[A run of records]

^^^^

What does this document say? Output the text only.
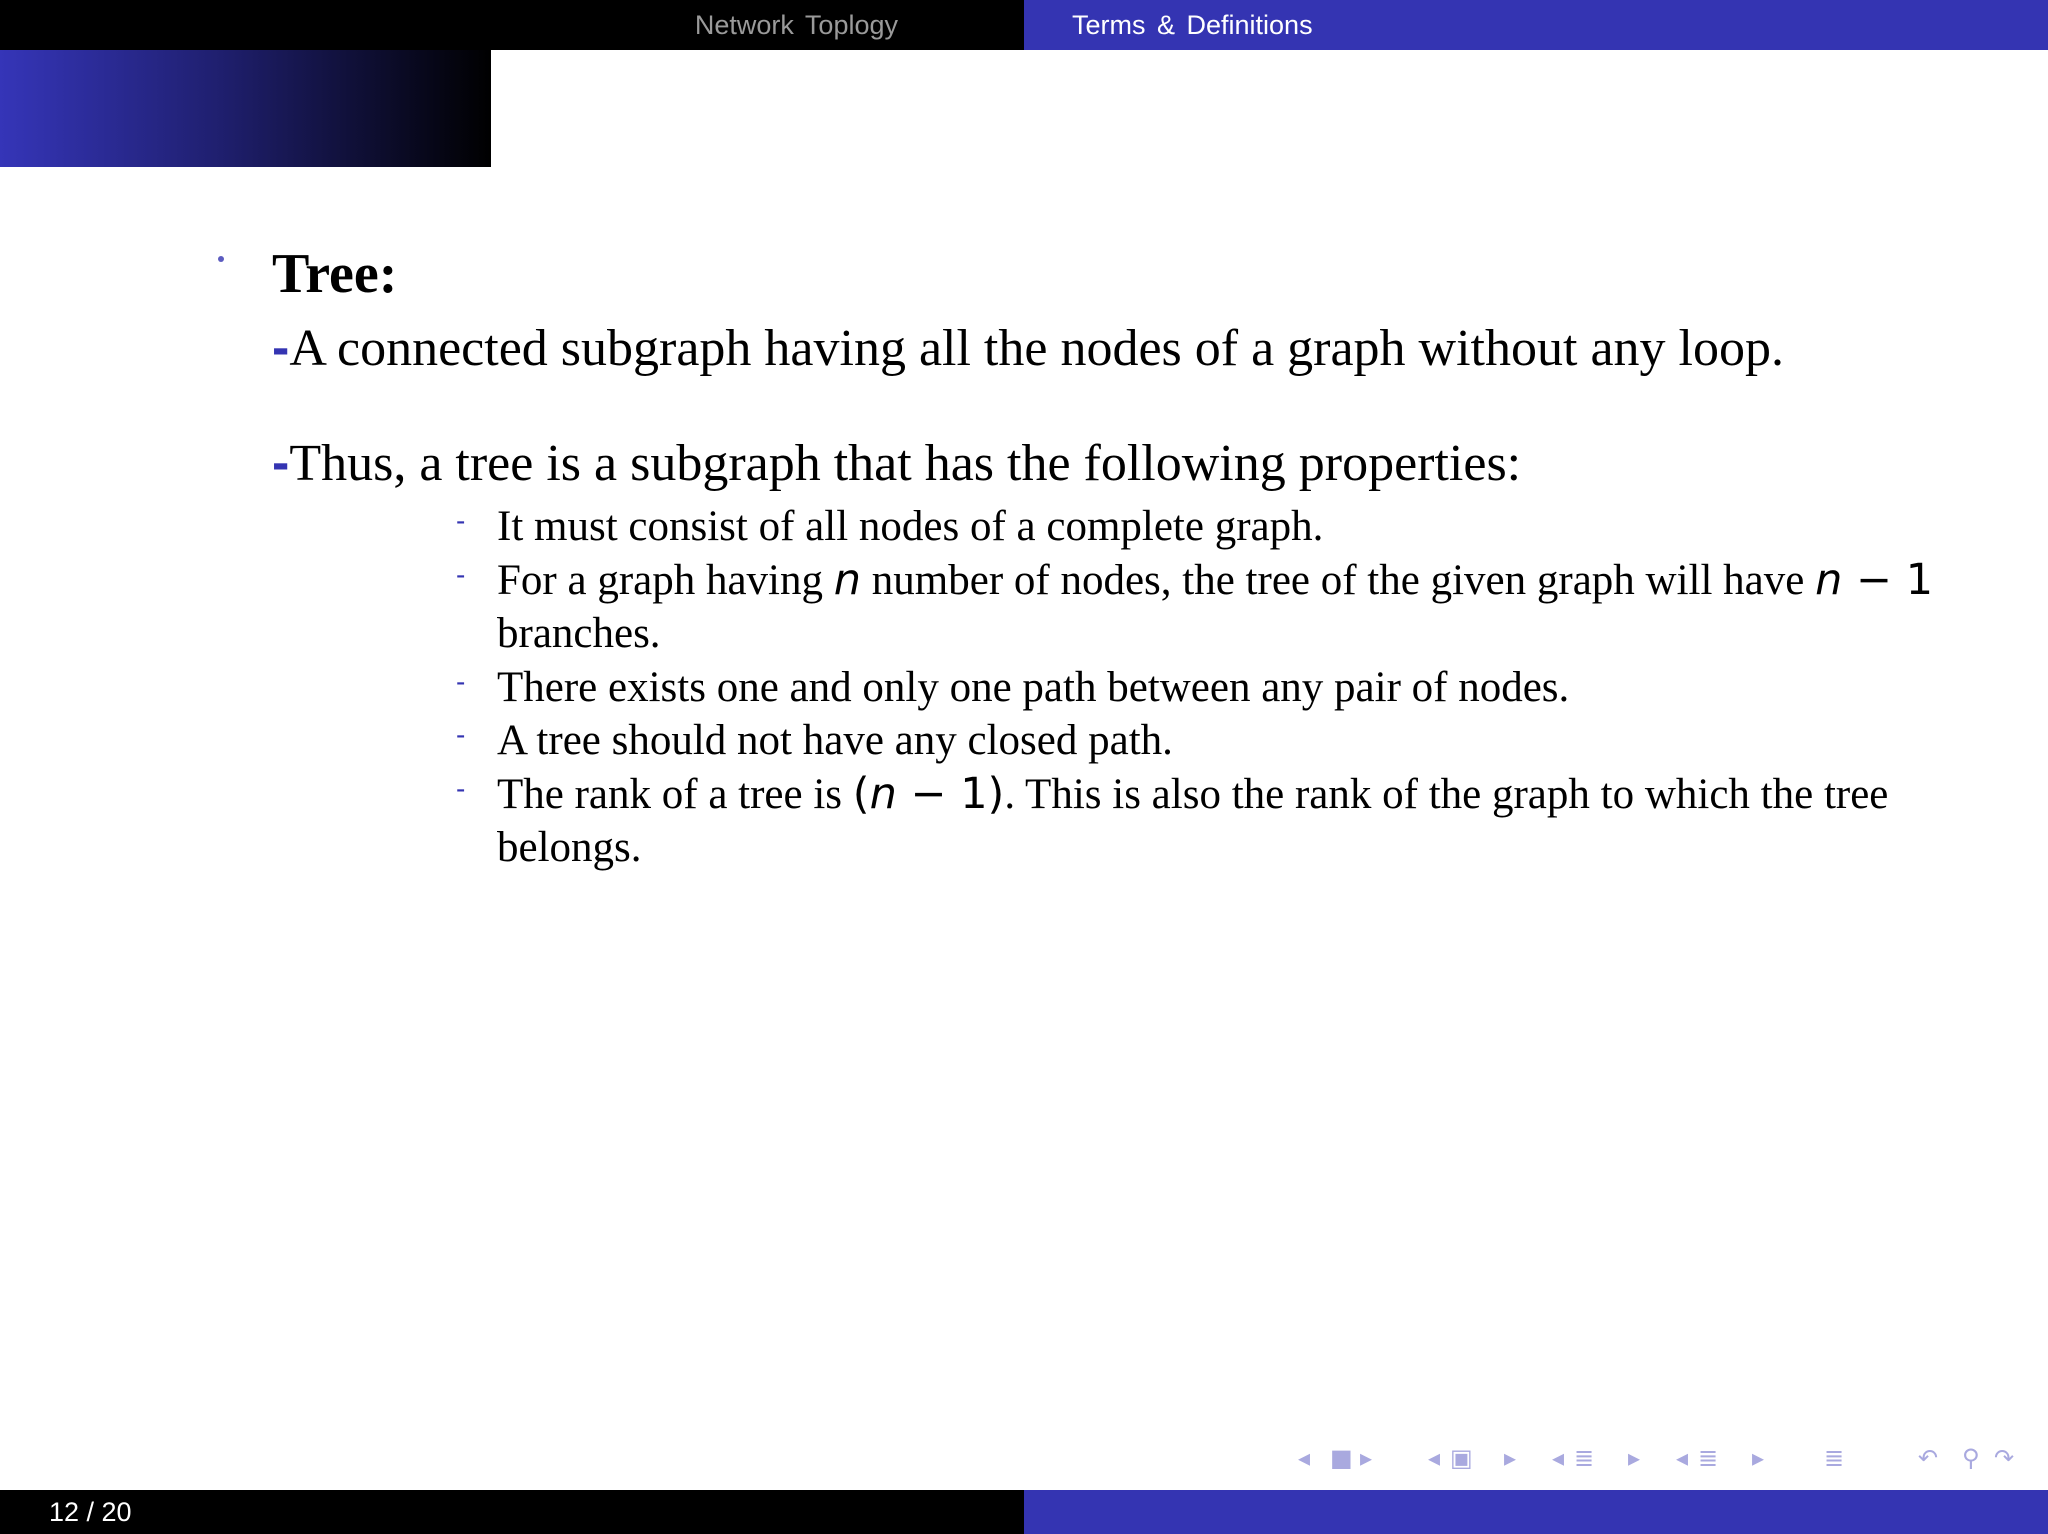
Network Toplogy	Terms & Definitions
Tree:
-A connected subgraph having all the nodes of a graph without any loop.
-Thus, a tree is a subgraph that has the following properties:
- It must consist of all nodes of a complete graph.
- For a graph having n number of nodes, the tree of the given graph will have n − 1 branches.
- There exists one and only one path between any pair of nodes.
- A tree should not have any closed path.
- The rank of a tree is (n − 1). This is also the rank of the graph to which the tree belongs.
◂ ■ ▸ ◂ ▣ ▸ ◂ ≣ ▸ ◂ ≣ ▸ ≣	↶ ⚲ ↷
12 / 20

^^^^

▸ **Task prompt**: Make a word-for-word copy of the entries, without any pictures.

▸ **Exercise result**:
What does this document say? Output the text only.
Network Toplogy	Terms & Definitions
Tree:
-A connected subgraph having all the nodes of a graph without any loop.
-Thus, a tree is a subgraph that has the following properties:
- It must consist of all nodes of a complete graph.
- For a graph having n number of nodes, the tree of the given graph will have n − 1 branches.
- There exists one and only one path between any pair of nodes.
- A tree should not have any closed path.
- The rank of a tree is (n − 1). This is also the rank of the graph to which the tree belongs.
◂ ■ ▸ ◂ ▣ ▸ ◂ ≣ ▸ ◂ ≣ ▸ ≣	↶ ⚲ ↷
12 / 20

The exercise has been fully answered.